_Saved entries:_
___

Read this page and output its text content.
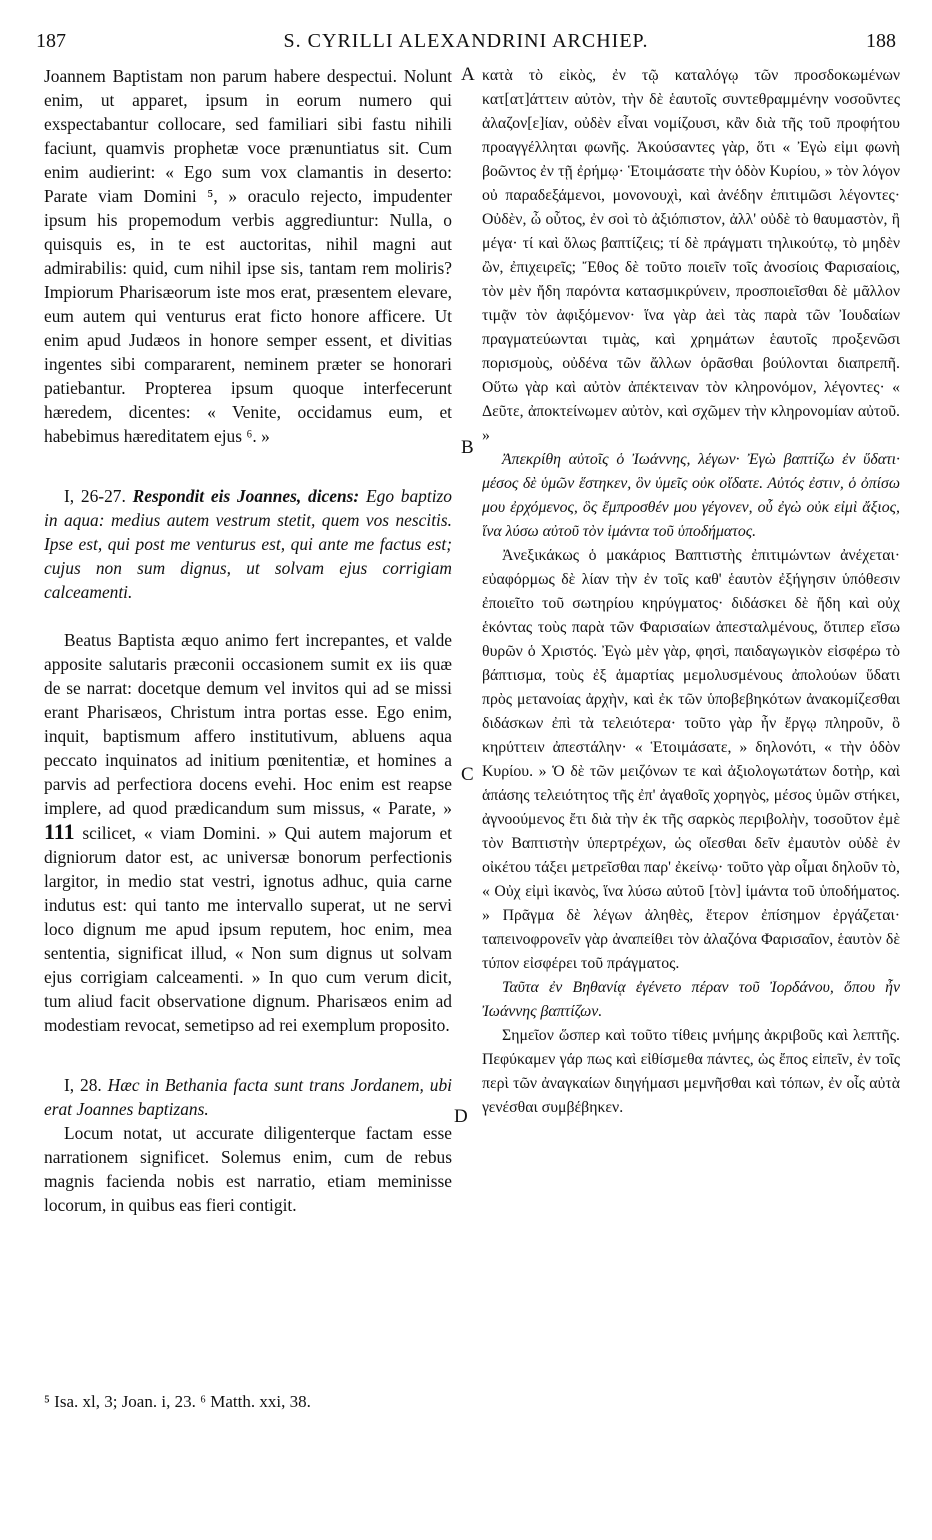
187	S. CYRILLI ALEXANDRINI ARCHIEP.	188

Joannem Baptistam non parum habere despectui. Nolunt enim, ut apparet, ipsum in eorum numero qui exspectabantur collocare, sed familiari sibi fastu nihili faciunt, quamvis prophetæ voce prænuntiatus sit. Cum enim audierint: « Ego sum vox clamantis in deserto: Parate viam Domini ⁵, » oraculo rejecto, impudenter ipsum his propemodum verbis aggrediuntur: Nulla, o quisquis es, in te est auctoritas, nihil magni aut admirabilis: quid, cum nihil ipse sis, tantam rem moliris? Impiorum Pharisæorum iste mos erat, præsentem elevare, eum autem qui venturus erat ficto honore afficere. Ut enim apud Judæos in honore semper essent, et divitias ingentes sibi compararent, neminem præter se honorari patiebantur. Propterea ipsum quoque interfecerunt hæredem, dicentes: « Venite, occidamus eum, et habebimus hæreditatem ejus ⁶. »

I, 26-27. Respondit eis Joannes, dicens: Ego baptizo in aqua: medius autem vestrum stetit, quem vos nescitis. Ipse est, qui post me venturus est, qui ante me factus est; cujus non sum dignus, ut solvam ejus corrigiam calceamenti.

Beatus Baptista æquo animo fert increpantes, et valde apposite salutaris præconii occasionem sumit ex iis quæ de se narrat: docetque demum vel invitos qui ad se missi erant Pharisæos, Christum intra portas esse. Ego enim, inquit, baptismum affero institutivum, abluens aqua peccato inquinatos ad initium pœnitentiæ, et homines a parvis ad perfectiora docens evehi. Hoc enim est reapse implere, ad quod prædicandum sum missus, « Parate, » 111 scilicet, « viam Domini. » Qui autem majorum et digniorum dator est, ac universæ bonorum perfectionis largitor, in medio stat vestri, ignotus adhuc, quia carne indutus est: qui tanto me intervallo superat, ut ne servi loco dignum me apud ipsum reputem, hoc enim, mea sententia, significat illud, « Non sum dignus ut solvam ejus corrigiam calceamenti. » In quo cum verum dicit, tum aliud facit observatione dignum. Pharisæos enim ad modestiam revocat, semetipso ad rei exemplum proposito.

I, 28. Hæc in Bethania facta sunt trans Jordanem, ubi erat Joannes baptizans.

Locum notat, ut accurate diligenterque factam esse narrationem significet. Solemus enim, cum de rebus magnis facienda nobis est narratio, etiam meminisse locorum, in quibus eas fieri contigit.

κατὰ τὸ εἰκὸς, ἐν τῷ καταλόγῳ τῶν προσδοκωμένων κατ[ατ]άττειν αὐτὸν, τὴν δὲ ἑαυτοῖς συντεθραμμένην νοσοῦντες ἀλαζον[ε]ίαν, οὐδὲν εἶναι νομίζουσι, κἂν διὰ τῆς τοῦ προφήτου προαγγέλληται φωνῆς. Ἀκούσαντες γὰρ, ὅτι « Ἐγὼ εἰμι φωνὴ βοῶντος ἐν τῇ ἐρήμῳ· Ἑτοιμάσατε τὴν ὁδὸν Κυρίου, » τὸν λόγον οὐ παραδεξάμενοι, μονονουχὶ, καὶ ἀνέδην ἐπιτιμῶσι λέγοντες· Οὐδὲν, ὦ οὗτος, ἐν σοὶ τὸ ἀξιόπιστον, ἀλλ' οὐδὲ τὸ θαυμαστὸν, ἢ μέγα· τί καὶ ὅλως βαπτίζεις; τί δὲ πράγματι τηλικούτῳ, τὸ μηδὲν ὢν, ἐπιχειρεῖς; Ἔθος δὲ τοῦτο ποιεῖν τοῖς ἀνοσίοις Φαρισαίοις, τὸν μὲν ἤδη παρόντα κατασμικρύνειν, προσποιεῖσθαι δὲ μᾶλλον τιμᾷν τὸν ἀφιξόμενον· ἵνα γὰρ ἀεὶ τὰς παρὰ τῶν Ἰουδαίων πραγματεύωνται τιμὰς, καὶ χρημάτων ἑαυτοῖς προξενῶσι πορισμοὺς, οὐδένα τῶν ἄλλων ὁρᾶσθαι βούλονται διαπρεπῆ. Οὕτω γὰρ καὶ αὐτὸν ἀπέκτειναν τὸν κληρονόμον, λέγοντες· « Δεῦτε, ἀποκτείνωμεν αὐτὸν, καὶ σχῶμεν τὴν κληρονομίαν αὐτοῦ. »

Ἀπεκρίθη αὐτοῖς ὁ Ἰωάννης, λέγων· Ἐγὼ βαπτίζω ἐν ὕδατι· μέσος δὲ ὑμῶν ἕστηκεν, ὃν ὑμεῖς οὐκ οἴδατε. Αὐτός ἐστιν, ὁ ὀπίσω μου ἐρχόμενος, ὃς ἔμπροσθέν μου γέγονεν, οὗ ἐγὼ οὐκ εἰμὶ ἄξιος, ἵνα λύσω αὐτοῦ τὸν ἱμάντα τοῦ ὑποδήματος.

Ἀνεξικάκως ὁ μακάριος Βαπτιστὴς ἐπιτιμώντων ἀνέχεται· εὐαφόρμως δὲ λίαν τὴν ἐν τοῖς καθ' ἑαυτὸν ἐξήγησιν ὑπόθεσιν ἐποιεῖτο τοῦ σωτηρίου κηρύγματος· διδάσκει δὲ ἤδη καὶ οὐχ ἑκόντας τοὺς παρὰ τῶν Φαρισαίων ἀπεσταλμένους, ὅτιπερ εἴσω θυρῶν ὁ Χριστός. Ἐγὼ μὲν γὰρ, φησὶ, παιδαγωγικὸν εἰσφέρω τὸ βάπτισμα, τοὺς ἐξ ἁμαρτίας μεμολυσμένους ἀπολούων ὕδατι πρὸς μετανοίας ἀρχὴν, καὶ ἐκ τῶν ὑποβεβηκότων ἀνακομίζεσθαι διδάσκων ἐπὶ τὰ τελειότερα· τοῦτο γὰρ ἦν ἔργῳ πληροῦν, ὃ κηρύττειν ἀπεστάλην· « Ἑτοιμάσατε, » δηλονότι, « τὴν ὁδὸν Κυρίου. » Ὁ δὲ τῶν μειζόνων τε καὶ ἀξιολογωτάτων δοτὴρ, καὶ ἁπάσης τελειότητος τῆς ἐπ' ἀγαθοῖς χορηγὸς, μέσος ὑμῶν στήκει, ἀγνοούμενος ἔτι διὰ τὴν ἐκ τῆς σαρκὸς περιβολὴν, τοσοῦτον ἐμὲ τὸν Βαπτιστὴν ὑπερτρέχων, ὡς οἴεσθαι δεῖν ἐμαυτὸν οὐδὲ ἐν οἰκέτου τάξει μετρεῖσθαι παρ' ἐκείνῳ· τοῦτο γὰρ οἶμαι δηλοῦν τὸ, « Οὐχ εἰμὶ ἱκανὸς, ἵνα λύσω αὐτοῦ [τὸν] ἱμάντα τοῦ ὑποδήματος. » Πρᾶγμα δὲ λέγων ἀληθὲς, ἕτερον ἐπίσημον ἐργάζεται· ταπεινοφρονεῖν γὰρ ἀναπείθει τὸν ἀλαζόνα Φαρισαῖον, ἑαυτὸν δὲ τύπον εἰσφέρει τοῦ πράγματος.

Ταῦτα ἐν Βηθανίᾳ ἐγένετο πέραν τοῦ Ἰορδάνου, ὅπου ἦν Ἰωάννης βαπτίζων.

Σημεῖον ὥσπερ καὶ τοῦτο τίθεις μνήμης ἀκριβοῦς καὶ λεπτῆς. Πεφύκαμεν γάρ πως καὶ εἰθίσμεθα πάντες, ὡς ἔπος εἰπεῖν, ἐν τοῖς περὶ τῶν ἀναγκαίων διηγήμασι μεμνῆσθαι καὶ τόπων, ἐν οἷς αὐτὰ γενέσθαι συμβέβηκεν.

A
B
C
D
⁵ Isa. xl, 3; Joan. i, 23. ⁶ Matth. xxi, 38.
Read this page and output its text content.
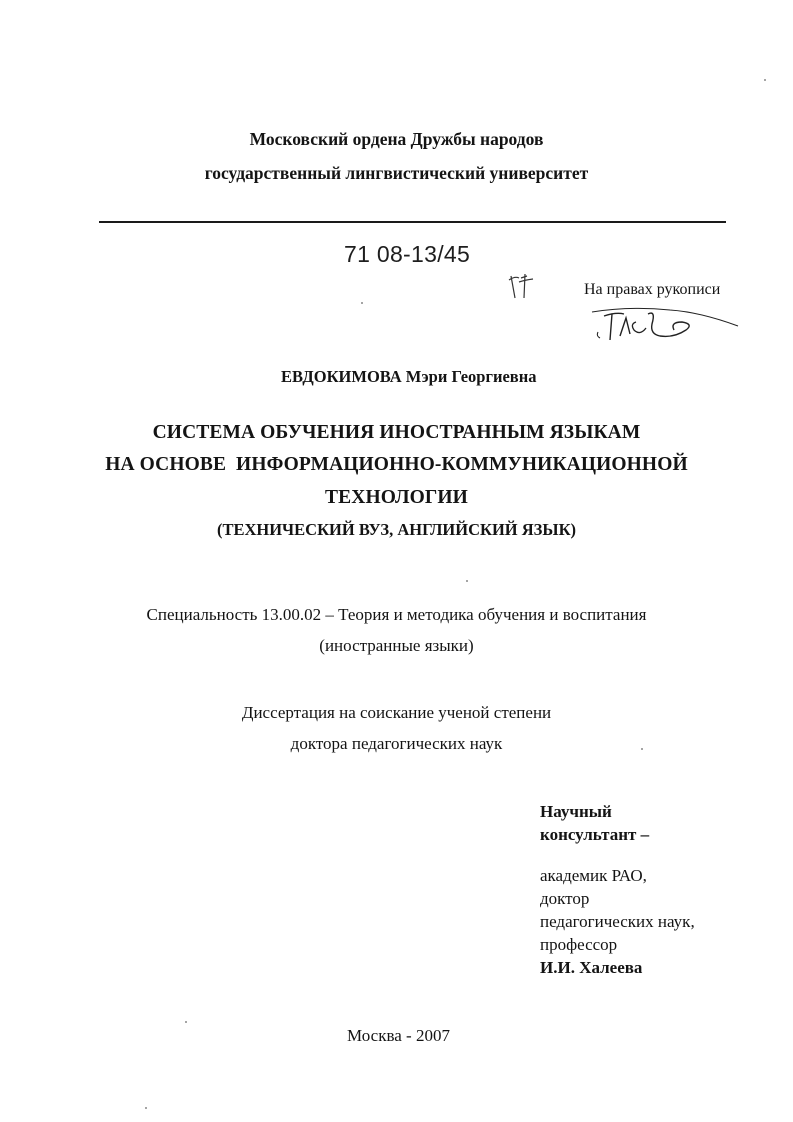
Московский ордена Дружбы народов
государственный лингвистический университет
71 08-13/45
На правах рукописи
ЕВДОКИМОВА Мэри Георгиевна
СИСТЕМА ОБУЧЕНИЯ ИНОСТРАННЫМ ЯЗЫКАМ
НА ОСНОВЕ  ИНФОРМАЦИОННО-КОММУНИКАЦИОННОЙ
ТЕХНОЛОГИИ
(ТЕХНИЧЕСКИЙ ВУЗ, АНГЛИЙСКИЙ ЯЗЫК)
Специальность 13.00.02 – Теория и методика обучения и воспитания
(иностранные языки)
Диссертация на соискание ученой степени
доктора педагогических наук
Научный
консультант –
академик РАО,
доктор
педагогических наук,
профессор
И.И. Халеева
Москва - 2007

___

Among the entries above, how many lines include the word "педагогических"? Give the number with no comment.

_OUTPUT FOR THIS TASK:_ 2